__Task objective__
Each record must be retyped in full. No character may differ.

Source records

----------

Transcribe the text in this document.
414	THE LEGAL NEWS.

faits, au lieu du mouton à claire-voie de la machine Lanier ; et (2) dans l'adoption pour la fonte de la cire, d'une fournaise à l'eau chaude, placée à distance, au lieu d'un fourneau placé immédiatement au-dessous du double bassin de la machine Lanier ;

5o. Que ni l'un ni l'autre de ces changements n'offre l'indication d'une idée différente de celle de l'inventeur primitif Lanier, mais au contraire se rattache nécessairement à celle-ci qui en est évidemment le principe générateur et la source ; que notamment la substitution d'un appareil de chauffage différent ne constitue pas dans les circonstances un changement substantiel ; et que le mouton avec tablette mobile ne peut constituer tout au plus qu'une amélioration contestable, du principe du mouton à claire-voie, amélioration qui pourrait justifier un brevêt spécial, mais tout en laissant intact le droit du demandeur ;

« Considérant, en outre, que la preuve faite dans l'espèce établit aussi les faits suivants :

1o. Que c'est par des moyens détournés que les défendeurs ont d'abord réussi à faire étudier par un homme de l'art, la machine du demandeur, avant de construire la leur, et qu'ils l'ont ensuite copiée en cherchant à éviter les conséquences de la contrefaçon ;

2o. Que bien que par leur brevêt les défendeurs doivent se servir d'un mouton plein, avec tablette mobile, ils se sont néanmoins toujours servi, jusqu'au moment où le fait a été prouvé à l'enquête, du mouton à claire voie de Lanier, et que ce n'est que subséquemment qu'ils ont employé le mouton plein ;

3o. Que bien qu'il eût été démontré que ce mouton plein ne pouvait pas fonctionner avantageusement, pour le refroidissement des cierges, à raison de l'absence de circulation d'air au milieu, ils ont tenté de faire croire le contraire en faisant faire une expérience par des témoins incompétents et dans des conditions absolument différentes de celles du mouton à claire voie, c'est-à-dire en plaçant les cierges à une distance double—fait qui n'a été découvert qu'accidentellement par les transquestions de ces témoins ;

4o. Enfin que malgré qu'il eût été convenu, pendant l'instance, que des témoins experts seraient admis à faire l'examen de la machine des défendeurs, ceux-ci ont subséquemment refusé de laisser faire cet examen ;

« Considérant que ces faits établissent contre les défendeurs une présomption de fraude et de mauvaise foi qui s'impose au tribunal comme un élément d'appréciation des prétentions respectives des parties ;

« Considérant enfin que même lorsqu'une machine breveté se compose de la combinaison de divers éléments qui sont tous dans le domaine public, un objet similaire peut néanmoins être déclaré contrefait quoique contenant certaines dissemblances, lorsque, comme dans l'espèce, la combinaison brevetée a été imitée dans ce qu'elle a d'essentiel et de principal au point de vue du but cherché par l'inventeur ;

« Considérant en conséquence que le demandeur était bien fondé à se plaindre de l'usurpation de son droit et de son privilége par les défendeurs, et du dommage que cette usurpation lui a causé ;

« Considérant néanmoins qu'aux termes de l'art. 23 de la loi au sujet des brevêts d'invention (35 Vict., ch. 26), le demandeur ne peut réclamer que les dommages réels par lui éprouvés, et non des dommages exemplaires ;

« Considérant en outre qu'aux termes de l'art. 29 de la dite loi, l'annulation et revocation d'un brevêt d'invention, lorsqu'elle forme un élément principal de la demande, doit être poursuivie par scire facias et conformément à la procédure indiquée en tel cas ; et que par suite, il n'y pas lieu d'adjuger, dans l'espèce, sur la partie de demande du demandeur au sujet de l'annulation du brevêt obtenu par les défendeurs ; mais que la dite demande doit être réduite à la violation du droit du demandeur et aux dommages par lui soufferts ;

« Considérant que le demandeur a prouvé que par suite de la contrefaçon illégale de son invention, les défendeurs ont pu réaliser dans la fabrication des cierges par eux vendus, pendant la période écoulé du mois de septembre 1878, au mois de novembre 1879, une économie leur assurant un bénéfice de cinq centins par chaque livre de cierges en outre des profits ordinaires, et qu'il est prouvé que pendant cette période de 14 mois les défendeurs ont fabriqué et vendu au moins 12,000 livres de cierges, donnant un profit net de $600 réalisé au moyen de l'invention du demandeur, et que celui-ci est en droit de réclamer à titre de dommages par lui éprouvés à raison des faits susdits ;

----------

__Finished answer__
Transcribe the text in this document.
414	THE LEGAL NEWS.

faits, au lieu du mouton à claire-voie de la machine Lanier ; et (2) dans l'adoption pour la fonte de la cire, d'une fournaise à l'eau chaude, placée à distance, au lieu d'un fourneau placé immédiatement au-dessous du double bassin de la machine Lanier ;

5o. Que ni l'un ni l'autre de ces changements n'offre l'indication d'une idée différente de celle de l'inventeur primitif Lanier, mais au contraire se rattache nécessairement à celle-ci qui en est évidemment le principe générateur et la source ; que notamment la substitution d'un appareil de chauffage différent ne constitue pas dans les circonstances un changement substantiel ; et que le mouton avec tablette mobile ne peut constituer tout au plus qu'une amélioration contestable, du principe du mouton à claire-voie, amélioration qui pourrait justifier un brevêt spécial, mais tout en laissant intact le droit du demandeur ;

« Considérant, en outre, que la preuve faite dans l'espèce établit aussi les faits suivants :

1o. Que c'est par des moyens détournés que les défendeurs ont d'abord réussi à faire étudier par un homme de l'art, la machine du demandeur, avant de construire la leur, et qu'ils l'ont ensuite copiée en cherchant à éviter les conséquences de la contrefaçon ;

2o. Que bien que par leur brevêt les défendeurs doivent se servir d'un mouton plein, avec tablette mobile, ils se sont néanmoins toujours servi, jusqu'au moment où le fait a été prouvé à l'enquête, du mouton à claire voie de Lanier, et que ce n'est que subséquemment qu'ils ont employé le mouton plein ;

3o. Que bien qu'il eût été démontré que ce mouton plein ne pouvait pas fonctionner avantageusement, pour le refroidissement des cierges, à raison de l'absence de circulation d'air au milieu, ils ont tenté de faire croire le contraire en faisant faire une expérience par des témoins incompétents et dans des conditions absolument différentes de celles du mouton à claire voie, c'est-à-dire en plaçant les cierges à une distance double—fait qui n'a été découvert qu'accidentellement par les transquestions de ces témoins ;

4o. Enfin que malgré qu'il eût été convenu, pendant l'instance, que des témoins experts seraient admis à faire l'examen de la machine des défendeurs, ceux-ci ont subséquemment refusé de laisser faire cet examen ;

« Considérant que ces faits établissent contre les défendeurs une présomption de fraude et de mauvaise foi qui s'impose au tribunal comme un élément d'appréciation des prétentions respectives des parties ;

« Considérant enfin que même lorsqu'une machine breveté se compose de la combinaison de divers éléments qui sont tous dans le domaine public, un objet similaire peut néanmoins être déclaré contrefait quoique contenant certaines dissemblances, lorsque, comme dans l'espèce, la combinaison brevetée a été imitée dans ce qu'elle a d'essentiel et de principal au point de vue du but cherché par l'inventeur ;

« Considérant en conséquence que le demandeur était bien fondé à se plaindre de l'usurpation de son droit et de son privilége par les défendeurs, et du dommage que cette usurpation lui a causé ;

« Considérant néanmoins qu'aux termes de l'art. 23 de la loi au sujet des brevêts d'invention (35 Vict., ch. 26), le demandeur ne peut réclamer que les dommages réels par lui éprouvés, et non des dommages exemplaires ;

« Considérant en outre qu'aux termes de l'art. 29 de la dite loi, l'annulation et revocation d'un brevêt d'invention, lorsqu'elle forme un élément principal de la demande, doit être poursuivie par scire facias et conformément à la procédure indiquée en tel cas ; et que par suite, il n'y pas lieu d'adjuger, dans l'espèce, sur la partie de demande du demandeur au sujet de l'annulation du brevêt obtenu par les défendeurs ; mais que la dite demande doit être réduite à la violation du droit du demandeur et aux dommages par lui soufferts ;

« Considérant que le demandeur a prouvé que par suite de la contrefaçon illégale de son invention, les défendeurs ont pu réaliser dans la fabrication des cierges par eux vendus, pendant la période écoulé du mois de septembre 1878, au mois de novembre 1879, une économie leur assurant un bénéfice de cinq centins par chaque livre de cierges en outre des profits ordinaires, et qu'il est prouvé que pendant cette période de 14 mois les défendeurs ont fabriqué et vendu au moins 12,000 livres de cierges, donnant un profit net de $600 réalisé au moyen de l'invention du demandeur, et que celui-ci est en droit de réclamer à titre de dommages par lui éprouvés à raison des faits susdits ;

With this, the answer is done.